(Source data)
* begin *
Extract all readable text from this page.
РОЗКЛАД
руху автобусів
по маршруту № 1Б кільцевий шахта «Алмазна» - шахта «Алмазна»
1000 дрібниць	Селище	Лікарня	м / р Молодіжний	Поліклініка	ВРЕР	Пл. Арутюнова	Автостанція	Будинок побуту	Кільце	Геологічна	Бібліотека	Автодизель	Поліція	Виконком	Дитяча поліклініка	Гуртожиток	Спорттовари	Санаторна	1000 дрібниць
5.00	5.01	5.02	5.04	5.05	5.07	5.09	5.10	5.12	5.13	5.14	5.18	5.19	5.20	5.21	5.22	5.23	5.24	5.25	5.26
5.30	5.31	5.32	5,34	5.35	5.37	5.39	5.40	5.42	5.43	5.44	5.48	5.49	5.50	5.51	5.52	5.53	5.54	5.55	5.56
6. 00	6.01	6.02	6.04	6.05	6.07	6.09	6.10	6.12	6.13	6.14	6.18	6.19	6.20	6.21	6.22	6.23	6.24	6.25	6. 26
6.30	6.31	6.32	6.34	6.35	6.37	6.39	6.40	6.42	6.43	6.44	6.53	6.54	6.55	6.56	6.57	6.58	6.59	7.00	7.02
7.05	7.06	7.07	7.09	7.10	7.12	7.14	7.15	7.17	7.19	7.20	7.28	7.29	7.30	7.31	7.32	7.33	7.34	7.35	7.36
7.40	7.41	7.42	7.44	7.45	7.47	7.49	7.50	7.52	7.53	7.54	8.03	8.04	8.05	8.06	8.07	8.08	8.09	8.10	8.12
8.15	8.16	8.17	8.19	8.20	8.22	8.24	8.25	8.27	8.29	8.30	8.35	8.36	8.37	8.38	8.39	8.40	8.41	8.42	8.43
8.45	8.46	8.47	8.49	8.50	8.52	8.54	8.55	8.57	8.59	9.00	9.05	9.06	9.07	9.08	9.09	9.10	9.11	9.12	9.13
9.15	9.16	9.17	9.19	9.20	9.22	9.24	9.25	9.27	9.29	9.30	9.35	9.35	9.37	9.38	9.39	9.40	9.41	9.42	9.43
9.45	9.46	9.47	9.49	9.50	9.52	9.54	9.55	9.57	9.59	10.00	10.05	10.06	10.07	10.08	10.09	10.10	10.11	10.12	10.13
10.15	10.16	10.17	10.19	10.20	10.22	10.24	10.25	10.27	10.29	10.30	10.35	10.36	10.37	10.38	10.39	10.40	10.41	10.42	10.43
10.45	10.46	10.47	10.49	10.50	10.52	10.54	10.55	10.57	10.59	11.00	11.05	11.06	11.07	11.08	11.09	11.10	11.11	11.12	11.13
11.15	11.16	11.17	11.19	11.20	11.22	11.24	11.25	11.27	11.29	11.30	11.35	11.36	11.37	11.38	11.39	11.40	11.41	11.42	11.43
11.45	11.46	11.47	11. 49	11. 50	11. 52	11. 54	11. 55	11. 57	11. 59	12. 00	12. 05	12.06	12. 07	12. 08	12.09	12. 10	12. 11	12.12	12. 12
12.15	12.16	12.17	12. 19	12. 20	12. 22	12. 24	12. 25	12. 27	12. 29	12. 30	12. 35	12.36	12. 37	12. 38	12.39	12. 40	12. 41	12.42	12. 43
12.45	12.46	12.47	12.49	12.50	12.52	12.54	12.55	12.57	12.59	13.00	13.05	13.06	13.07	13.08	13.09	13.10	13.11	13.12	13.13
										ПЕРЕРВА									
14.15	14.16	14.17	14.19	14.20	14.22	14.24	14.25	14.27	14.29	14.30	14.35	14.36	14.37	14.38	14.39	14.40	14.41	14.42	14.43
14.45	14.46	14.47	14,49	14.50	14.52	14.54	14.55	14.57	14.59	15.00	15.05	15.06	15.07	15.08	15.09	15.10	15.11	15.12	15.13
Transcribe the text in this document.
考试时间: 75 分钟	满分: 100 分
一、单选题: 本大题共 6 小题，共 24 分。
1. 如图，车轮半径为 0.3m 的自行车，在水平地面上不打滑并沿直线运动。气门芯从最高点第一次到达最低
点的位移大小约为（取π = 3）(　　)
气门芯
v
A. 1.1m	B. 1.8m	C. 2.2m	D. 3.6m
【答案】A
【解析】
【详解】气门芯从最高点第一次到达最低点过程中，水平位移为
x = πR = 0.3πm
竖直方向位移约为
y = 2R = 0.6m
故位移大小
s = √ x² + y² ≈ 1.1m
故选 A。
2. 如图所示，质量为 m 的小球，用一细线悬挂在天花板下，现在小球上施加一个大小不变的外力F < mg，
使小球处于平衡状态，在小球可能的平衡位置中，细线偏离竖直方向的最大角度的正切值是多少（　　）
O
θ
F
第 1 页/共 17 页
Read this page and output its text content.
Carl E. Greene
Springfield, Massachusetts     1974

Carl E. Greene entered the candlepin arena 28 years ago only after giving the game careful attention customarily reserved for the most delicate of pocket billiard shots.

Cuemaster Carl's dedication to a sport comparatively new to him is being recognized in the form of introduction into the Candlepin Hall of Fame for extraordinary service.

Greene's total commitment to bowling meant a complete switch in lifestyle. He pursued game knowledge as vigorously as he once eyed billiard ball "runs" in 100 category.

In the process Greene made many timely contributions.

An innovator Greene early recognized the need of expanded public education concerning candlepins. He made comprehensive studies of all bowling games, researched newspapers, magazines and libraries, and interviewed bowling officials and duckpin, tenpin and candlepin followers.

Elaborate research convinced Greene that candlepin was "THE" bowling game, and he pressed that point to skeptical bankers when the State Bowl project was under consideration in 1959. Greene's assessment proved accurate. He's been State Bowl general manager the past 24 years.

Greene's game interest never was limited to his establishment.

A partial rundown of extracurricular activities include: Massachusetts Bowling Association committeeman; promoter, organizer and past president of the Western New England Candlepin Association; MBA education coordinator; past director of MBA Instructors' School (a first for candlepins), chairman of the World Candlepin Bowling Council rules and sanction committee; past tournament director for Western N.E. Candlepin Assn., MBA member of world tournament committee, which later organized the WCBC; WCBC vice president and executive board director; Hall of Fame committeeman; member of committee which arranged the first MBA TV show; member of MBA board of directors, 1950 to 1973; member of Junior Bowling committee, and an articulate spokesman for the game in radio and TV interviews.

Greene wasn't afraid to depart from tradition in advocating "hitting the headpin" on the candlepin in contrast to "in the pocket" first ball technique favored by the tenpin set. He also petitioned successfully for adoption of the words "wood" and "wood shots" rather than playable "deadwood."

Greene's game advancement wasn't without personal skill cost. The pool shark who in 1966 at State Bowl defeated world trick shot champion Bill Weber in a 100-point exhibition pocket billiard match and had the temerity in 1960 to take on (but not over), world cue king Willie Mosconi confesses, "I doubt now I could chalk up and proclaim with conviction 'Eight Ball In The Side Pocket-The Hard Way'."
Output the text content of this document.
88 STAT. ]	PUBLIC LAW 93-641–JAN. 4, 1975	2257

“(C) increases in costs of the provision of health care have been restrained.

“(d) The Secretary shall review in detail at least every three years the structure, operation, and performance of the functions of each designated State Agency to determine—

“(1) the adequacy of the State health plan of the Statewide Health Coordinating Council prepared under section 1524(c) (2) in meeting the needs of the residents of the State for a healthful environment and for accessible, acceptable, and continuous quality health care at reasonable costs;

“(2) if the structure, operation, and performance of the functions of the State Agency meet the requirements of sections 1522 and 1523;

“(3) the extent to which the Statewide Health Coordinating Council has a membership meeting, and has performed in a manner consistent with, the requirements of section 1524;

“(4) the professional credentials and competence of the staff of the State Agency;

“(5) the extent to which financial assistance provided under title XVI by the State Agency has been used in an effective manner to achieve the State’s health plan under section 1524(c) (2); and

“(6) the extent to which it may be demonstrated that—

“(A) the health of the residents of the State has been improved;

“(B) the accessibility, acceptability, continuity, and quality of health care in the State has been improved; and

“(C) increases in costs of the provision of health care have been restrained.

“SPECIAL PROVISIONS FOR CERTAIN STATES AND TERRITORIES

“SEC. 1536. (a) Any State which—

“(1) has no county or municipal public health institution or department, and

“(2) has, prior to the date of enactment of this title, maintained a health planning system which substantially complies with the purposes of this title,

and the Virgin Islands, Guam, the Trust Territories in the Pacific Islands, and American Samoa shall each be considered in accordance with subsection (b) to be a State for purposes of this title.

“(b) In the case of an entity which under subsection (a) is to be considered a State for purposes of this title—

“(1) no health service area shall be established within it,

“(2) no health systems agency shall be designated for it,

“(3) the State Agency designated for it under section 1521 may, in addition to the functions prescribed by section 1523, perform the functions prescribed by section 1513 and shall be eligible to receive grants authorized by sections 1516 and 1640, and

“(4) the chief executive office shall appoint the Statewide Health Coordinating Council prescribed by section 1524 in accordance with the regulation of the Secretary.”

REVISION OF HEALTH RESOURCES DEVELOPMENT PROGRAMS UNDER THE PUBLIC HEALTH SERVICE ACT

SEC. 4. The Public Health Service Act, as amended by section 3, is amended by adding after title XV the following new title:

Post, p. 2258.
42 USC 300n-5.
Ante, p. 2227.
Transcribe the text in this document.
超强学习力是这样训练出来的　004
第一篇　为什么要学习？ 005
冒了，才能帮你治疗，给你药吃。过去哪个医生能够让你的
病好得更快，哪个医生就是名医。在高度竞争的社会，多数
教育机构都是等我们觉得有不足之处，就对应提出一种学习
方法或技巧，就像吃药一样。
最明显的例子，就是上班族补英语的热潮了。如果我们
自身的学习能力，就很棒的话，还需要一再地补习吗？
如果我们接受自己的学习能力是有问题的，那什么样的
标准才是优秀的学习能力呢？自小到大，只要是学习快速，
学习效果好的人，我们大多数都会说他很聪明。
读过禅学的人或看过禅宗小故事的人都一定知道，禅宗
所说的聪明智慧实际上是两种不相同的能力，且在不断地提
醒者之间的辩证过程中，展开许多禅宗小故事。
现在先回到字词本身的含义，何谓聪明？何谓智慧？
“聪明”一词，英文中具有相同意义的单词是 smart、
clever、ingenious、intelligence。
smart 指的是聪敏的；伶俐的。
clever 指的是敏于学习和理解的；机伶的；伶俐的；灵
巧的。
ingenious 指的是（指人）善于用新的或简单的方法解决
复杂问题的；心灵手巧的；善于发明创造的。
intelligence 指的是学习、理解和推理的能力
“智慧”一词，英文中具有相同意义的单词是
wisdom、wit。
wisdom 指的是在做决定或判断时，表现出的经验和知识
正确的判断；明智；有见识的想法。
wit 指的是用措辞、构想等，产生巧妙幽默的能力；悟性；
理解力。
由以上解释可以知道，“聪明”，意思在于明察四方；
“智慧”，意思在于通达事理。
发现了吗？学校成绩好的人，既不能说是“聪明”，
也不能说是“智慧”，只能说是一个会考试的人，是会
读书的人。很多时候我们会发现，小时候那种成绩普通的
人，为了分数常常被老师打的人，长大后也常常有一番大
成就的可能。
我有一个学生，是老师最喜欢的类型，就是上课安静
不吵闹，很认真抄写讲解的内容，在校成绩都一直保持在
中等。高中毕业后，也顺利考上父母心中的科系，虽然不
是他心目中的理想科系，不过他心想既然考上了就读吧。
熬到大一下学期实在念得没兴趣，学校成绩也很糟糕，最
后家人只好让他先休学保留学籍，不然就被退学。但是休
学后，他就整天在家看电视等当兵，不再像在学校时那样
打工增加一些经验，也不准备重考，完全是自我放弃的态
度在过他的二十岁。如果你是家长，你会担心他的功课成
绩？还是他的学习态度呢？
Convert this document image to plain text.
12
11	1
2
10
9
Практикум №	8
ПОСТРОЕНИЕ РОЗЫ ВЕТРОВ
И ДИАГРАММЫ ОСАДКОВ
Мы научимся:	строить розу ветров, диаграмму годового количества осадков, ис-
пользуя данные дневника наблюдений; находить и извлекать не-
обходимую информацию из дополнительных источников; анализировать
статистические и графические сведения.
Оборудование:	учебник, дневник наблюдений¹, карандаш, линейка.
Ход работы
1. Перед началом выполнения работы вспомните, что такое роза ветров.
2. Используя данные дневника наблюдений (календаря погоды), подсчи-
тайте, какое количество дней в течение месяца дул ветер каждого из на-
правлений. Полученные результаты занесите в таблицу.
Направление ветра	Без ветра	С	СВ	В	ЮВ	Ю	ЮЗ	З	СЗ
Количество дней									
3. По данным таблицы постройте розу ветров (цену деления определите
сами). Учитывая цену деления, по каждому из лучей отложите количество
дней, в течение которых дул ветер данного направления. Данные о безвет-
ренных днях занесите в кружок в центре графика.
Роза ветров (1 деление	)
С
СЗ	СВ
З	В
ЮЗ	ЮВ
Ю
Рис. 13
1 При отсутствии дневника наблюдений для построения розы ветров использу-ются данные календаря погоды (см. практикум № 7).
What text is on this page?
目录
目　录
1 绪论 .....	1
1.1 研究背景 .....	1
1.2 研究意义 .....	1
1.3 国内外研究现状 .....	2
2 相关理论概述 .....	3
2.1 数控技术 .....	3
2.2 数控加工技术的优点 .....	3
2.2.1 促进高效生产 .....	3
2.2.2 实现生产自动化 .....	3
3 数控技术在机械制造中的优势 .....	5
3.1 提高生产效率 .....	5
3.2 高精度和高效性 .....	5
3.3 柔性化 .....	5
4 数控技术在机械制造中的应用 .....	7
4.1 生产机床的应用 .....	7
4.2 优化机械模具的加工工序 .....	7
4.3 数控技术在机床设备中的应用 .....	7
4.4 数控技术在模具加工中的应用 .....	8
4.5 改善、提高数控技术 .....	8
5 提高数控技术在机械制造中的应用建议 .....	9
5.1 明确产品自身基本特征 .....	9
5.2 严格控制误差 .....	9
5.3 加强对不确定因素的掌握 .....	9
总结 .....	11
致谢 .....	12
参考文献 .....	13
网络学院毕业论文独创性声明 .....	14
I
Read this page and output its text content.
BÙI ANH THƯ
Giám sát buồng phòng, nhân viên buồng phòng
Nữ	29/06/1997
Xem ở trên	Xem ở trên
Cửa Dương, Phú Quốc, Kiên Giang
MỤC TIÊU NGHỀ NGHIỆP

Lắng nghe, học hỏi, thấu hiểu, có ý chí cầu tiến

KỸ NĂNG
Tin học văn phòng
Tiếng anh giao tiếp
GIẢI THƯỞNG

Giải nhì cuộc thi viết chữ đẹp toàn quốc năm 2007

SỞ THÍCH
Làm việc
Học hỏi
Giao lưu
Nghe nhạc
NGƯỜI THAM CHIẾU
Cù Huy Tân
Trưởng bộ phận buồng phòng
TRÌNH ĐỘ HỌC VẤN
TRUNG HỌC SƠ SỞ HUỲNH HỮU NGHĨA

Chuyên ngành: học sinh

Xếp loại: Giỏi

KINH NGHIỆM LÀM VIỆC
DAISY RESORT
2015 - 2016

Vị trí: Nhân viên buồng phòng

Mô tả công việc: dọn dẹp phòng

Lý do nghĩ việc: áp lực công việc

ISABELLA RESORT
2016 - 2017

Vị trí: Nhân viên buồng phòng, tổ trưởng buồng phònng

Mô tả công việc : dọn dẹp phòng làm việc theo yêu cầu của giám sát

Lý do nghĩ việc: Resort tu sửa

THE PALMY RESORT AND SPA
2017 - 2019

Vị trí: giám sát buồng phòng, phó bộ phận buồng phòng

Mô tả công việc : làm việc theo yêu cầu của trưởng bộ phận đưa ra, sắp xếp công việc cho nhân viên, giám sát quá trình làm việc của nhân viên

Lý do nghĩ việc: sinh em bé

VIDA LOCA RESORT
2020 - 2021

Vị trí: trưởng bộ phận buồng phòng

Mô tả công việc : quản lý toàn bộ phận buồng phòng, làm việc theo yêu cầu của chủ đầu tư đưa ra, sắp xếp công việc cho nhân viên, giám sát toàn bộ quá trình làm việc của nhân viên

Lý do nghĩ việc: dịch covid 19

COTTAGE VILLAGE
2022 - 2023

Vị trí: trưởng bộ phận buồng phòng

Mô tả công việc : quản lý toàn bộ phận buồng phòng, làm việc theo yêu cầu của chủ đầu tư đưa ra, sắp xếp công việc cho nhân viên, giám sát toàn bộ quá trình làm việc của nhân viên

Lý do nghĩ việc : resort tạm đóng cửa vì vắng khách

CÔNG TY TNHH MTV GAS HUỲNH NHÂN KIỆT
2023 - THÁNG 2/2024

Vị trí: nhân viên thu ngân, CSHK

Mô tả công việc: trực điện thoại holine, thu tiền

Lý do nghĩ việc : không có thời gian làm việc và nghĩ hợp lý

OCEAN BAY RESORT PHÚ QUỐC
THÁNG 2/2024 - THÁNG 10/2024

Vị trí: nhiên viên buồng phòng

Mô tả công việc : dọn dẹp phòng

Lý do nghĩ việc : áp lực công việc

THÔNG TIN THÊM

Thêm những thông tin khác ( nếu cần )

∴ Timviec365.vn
* end *
EXERCISE INSTRUCTIONS: Tally the lines in these entries that have the string "prescribed" in them, then answer with the count and nothing else.

RESULT BELOW: 2